TASK DETAILS:
Your copy of the material below should match it exactly, except that it holds no pictures.

TASK MATERIAL:
━━━━━━━━
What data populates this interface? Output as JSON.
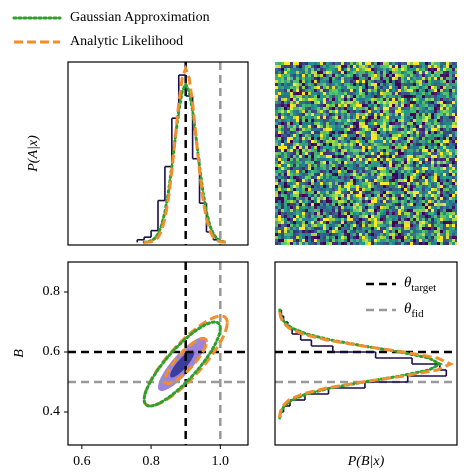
{
  "chart_data": [
    {
      "type": "marginal",
      "orientation": "vertical",
      "ylabel": "P(A|x)",
      "xlim": [
        0.56,
        1.08
      ],
      "ylim": [
        -0.2,
        13.8
      ],
      "bins": [
        0.76,
        0.78,
        0.8,
        0.82,
        0.84,
        0.86,
        0.88,
        0.9,
        0.92,
        0.94,
        0.96,
        0.98,
        1.0
      ],
      "counts": [
        0.2,
        0.4,
        0.9,
        3.2,
        5.8,
        9.5,
        12.8,
        11.2,
        6.4,
        3.0,
        0.8,
        0.2
      ],
      "hist_color": "#1b0c4a",
      "series": [
        {
          "name": "Gaussian Approximation",
          "color": "#2ca02c",
          "linestyle": "dotted",
          "x": [
            0.78,
            0.79,
            0.8,
            0.81,
            0.82,
            0.83,
            0.84,
            0.85,
            0.86,
            0.87,
            0.88,
            0.89,
            0.9,
            0.91,
            0.92,
            0.93,
            0.94,
            0.95,
            0.96,
            0.97,
            0.98,
            0.99,
            1.0,
            1.01,
            1.02
          ],
          "values": [
            0.016,
            0.047,
            0.12,
            0.29,
            0.64,
            1.27,
            2.32,
            3.84,
            5.8,
            8.0,
            10.07,
            11.56,
            12.1,
            11.56,
            10.07,
            8.0,
            5.8,
            3.84,
            2.32,
            1.27,
            0.64,
            0.29,
            0.12,
            0.047,
            0.016
          ]
        },
        {
          "name": "Analytic Likelihood",
          "color": "#f28e2b",
          "linestyle": "dashed",
          "x": [
            0.78,
            0.79,
            0.8,
            0.81,
            0.82,
            0.83,
            0.84,
            0.85,
            0.86,
            0.87,
            0.88,
            0.89,
            0.9,
            0.91,
            0.92,
            0.93,
            0.94,
            0.95,
            0.96,
            0.97,
            0.98,
            0.99,
            1.0,
            1.01,
            1.02
          ],
          "values": [
            0.004,
            0.016,
            0.05,
            0.15,
            0.38,
            0.87,
            1.8,
            3.31,
            5.47,
            8.07,
            10.65,
            12.58,
            13.3,
            12.58,
            10.65,
            8.07,
            5.47,
            3.31,
            1.8,
            0.87,
            0.38,
            0.15,
            0.05,
            0.016,
            0.004
          ]
        }
      ],
      "reference_lines": [
        {
          "axis": "x",
          "value": 0.9,
          "color": "#000000"
        },
        {
          "axis": "x",
          "value": 1.0,
          "color": "#999999"
        }
      ]
    },
    {
      "type": "image",
      "colormap": [
        "#440154",
        "#3b528b",
        "#21918c",
        "#5ec962",
        "#fde725"
      ]
    },
    {
      "type": "contour",
      "ylabel": "B",
      "xlim": [
        0.56,
        1.08
      ],
      "ylim": [
        0.29,
        0.9
      ],
      "xticks": [
        0.6,
        0.8,
        {
          "value": 1.0,
          "label": "1.0"
        }
      ],
      "yticks": [
        0.4,
        0.6,
        0.8
      ],
      "contours": [
        {
          "kind": "filled",
          "mean": [
            0.89,
            0.56
          ],
          "sigma": [
            0.035,
            0.045
          ],
          "rho": 0.85,
          "levels": [
            2,
            1
          ],
          "colors": [
            "#8b6fd6",
            "#2b2f8f"
          ]
        },
        {
          "kind": "line",
          "color": "#f28e2b",
          "linestyle": "dashed",
          "mean": [
            0.9,
            0.57
          ],
          "sigma": [
            0.06,
            0.075
          ],
          "rho": 0.85,
          "levels": [
            1,
            2
          ]
        },
        {
          "kind": "line",
          "color": "#2ca02c",
          "linestyle": "dotted",
          "mean": [
            0.89,
            0.56
          ],
          "sigma": [
            0.055,
            0.07
          ],
          "rho": 0.85,
          "levels": [
            2
          ]
        }
      ],
      "reference_lines": [
        {
          "axis": "x",
          "value": 0.9,
          "color": "#000000"
        },
        {
          "axis": "x",
          "value": 1.0,
          "color": "#999999"
        },
        {
          "axis": "y",
          "value": 0.6,
          "color": "#000000"
        },
        {
          "axis": "y",
          "value": 0.5,
          "color": "#999999"
        }
      ]
    },
    {
      "type": "marginal",
      "orientation": "horizontal",
      "xlabel": "P(B|x)",
      "xlim": [
        -0.2,
        8.3
      ],
      "ylim": [
        0.29,
        0.9
      ],
      "bins": [
        0.4,
        0.42,
        0.44,
        0.46,
        0.48,
        0.5,
        0.52,
        0.54,
        0.56,
        0.58,
        0.6,
        0.62,
        0.64,
        0.66,
        0.68,
        0.7,
        0.72,
        0.74
      ],
      "counts": [
        0.2,
        0.5,
        1.2,
        2.3,
        4.0,
        6.0,
        7.8,
        7.5,
        6.2,
        4.5,
        2.5,
        1.5,
        1.0,
        0.6,
        0.4,
        0.2,
        0.1
      ],
      "hist_color": "#1b0c4a",
      "series": [
        {
          "color": "#2ca02c",
          "linestyle": "dotted",
          "x": [
            0.38,
            0.4,
            0.42,
            0.44,
            0.46,
            0.48,
            0.5,
            0.52,
            0.54,
            0.56,
            0.58,
            0.6,
            0.62,
            0.64,
            0.66,
            0.68,
            0.7,
            0.72,
            0.74
          ],
          "values": [
            0.023,
            0.079,
            0.23,
            0.58,
            1.27,
            2.4,
            3.95,
            5.64,
            6.99,
            7.5,
            6.99,
            5.64,
            3.95,
            2.4,
            1.27,
            0.58,
            0.23,
            0.079,
            0.023
          ]
        },
        {
          "color": "#f28e2b",
          "linestyle": "dashed",
          "x": [
            0.38,
            0.4,
            0.42,
            0.44,
            0.46,
            0.48,
            0.5,
            0.52,
            0.54,
            0.56,
            0.58,
            0.6,
            0.62,
            0.64,
            0.66,
            0.68,
            0.7,
            0.72,
            0.74
          ],
          "values": [
            0.012,
            0.048,
            0.16,
            0.45,
            1.08,
            2.22,
            3.89,
            5.81,
            7.38,
            8.0,
            7.38,
            5.81,
            3.89,
            2.22,
            1.08,
            0.45,
            0.16,
            0.048,
            0.012
          ]
        }
      ],
      "reference_lines": [
        {
          "axis": "y",
          "value": 0.6,
          "color": "#000000",
          "symbol": "θ",
          "subscript": "target"
        },
        {
          "axis": "y",
          "value": 0.5,
          "color": "#999999",
          "symbol": "θ",
          "subscript": "fid"
        }
      ]
    }
  ]
}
━━━━━━━━
SOLUTION TO THIS EXERCISE:
What data populates this interface? Output as JSON.
{
  "chart_data": [
    {
      "type": "marginal",
      "orientation": "vertical",
      "ylabel": "P(A|x)",
      "xlim": [
        0.56,
        1.08
      ],
      "ylim": [
        -0.2,
        13.8
      ],
      "bins": [
        0.76,
        0.78,
        0.8,
        0.82,
        0.84,
        0.86,
        0.88,
        0.9,
        0.92,
        0.94,
        0.96,
        0.98,
        1.0
      ],
      "counts": [
        0.2,
        0.4,
        0.9,
        3.2,
        5.8,
        9.5,
        12.8,
        11.2,
        6.4,
        3.0,
        0.8,
        0.2
      ],
      "hist_color": "#1b0c4a",
      "series": [
        {
          "name": "Gaussian Approximation",
          "color": "#2ca02c",
          "linestyle": "dotted",
          "x": [
            0.78,
            0.79,
            0.8,
            0.81,
            0.82,
            0.83,
            0.84,
            0.85,
            0.86,
            0.87,
            0.88,
            0.89,
            0.9,
            0.91,
            0.92,
            0.93,
            0.94,
            0.95,
            0.96,
            0.97,
            0.98,
            0.99,
            1.0,
            1.01,
            1.02
          ],
          "values": [
            0.016,
            0.047,
            0.12,
            0.29,
            0.64,
            1.27,
            2.32,
            3.84,
            5.8,
            8.0,
            10.07,
            11.56,
            12.1,
            11.56,
            10.07,
            8.0,
            5.8,
            3.84,
            2.32,
            1.27,
            0.64,
            0.29,
            0.12,
            0.047,
            0.016
          ]
        },
        {
          "name": "Analytic Likelihood",
          "color": "#f28e2b",
          "linestyle": "dashed",
          "x": [
            0.78,
            0.79,
            0.8,
            0.81,
            0.82,
            0.83,
            0.84,
            0.85,
            0.86,
            0.87,
            0.88,
            0.89,
            0.9,
            0.91,
            0.92,
            0.93,
            0.94,
            0.95,
            0.96,
            0.97,
            0.98,
            0.99,
            1.0,
            1.01,
            1.02
          ],
          "values": [
            0.004,
            0.016,
            0.05,
            0.15,
            0.38,
            0.87,
            1.8,
            3.31,
            5.47,
            8.07,
            10.65,
            12.58,
            13.3,
            12.58,
            10.65,
            8.07,
            5.47,
            3.31,
            1.8,
            0.87,
            0.38,
            0.15,
            0.05,
            0.016,
            0.004
          ]
        }
      ],
      "reference_lines": [
        {
          "axis": "x",
          "value": 0.9,
          "color": "#000000"
        },
        {
          "axis": "x",
          "value": 1.0,
          "color": "#999999"
        }
      ]
    },
    {
      "type": "image",
      "colormap": [
        "#440154",
        "#3b528b",
        "#21918c",
        "#5ec962",
        "#fde725"
      ]
    },
    {
      "type": "contour",
      "ylabel": "B",
      "xlim": [
        0.56,
        1.08
      ],
      "ylim": [
        0.29,
        0.9
      ],
      "xticks": [
        0.6,
        0.8,
        {
          "value": 1.0,
          "label": "1.0"
        }
      ],
      "yticks": [
        0.4,
        0.6,
        0.8
      ],
      "contours": [
        {
          "kind": "filled",
          "mean": [
            0.89,
            0.56
          ],
          "sigma": [
            0.035,
            0.045
          ],
          "rho": 0.85,
          "levels": [
            2,
            1
          ],
          "colors": [
            "#8b6fd6",
            "#2b2f8f"
          ]
        },
        {
          "kind": "line",
          "color": "#f28e2b",
          "linestyle": "dashed",
          "mean": [
            0.9,
            0.57
          ],
          "sigma": [
            0.06,
            0.075
          ],
          "rho": 0.85,
          "levels": [
            1,
            2
          ]
        },
        {
          "kind": "line",
          "color": "#2ca02c",
          "linestyle": "dotted",
          "mean": [
            0.89,
            0.56
          ],
          "sigma": [
            0.055,
            0.07
          ],
          "rho": 0.85,
          "levels": [
            2
          ]
        }
      ],
      "reference_lines": [
        {
          "axis": "x",
          "value": 0.9,
          "color": "#000000"
        },
        {
          "axis": "x",
          "value": 1.0,
          "color": "#999999"
        },
        {
          "axis": "y",
          "value": 0.6,
          "color": "#000000"
        },
        {
          "axis": "y",
          "value": 0.5,
          "color": "#999999"
        }
      ]
    },
    {
      "type": "marginal",
      "orientation": "horizontal",
      "xlabel": "P(B|x)",
      "xlim": [
        -0.2,
        8.3
      ],
      "ylim": [
        0.29,
        0.9
      ],
      "bins": [
        0.4,
        0.42,
        0.44,
        0.46,
        0.48,
        0.5,
        0.52,
        0.54,
        0.56,
        0.58,
        0.6,
        0.62,
        0.64,
        0.66,
        0.68,
        0.7,
        0.72,
        0.74
      ],
      "counts": [
        0.2,
        0.5,
        1.2,
        2.3,
        4.0,
        6.0,
        7.8,
        7.5,
        6.2,
        4.5,
        2.5,
        1.5,
        1.0,
        0.6,
        0.4,
        0.2,
        0.1
      ],
      "hist_color": "#1b0c4a",
      "series": [
        {
          "color": "#2ca02c",
          "linestyle": "dotted",
          "x": [
            0.38,
            0.4,
            0.42,
            0.44,
            0.46,
            0.48,
            0.5,
            0.52,
            0.54,
            0.56,
            0.58,
            0.6,
            0.62,
            0.64,
            0.66,
            0.68,
            0.7,
            0.72,
            0.74
          ],
          "values": [
            0.023,
            0.079,
            0.23,
            0.58,
            1.27,
            2.4,
            3.95,
            5.64,
            6.99,
            7.5,
            6.99,
            5.64,
            3.95,
            2.4,
            1.27,
            0.58,
            0.23,
            0.079,
            0.023
          ]
        },
        {
          "color": "#f28e2b",
          "linestyle": "dashed",
          "x": [
            0.38,
            0.4,
            0.42,
            0.44,
            0.46,
            0.48,
            0.5,
            0.52,
            0.54,
            0.56,
            0.58,
            0.6,
            0.62,
            0.64,
            0.66,
            0.68,
            0.7,
            0.72,
            0.74
          ],
          "values": [
            0.012,
            0.048,
            0.16,
            0.45,
            1.08,
            2.22,
            3.89,
            5.81,
            7.38,
            8.0,
            7.38,
            5.81,
            3.89,
            2.22,
            1.08,
            0.45,
            0.16,
            0.048,
            0.012
          ]
        }
      ],
      "reference_lines": [
        {
          "axis": "y",
          "value": 0.6,
          "color": "#000000",
          "symbol": "θ",
          "subscript": "target"
        },
        {
          "axis": "y",
          "value": 0.5,
          "color": "#999999",
          "symbol": "θ",
          "subscript": "fid"
        }
      ]
    }
  ]
}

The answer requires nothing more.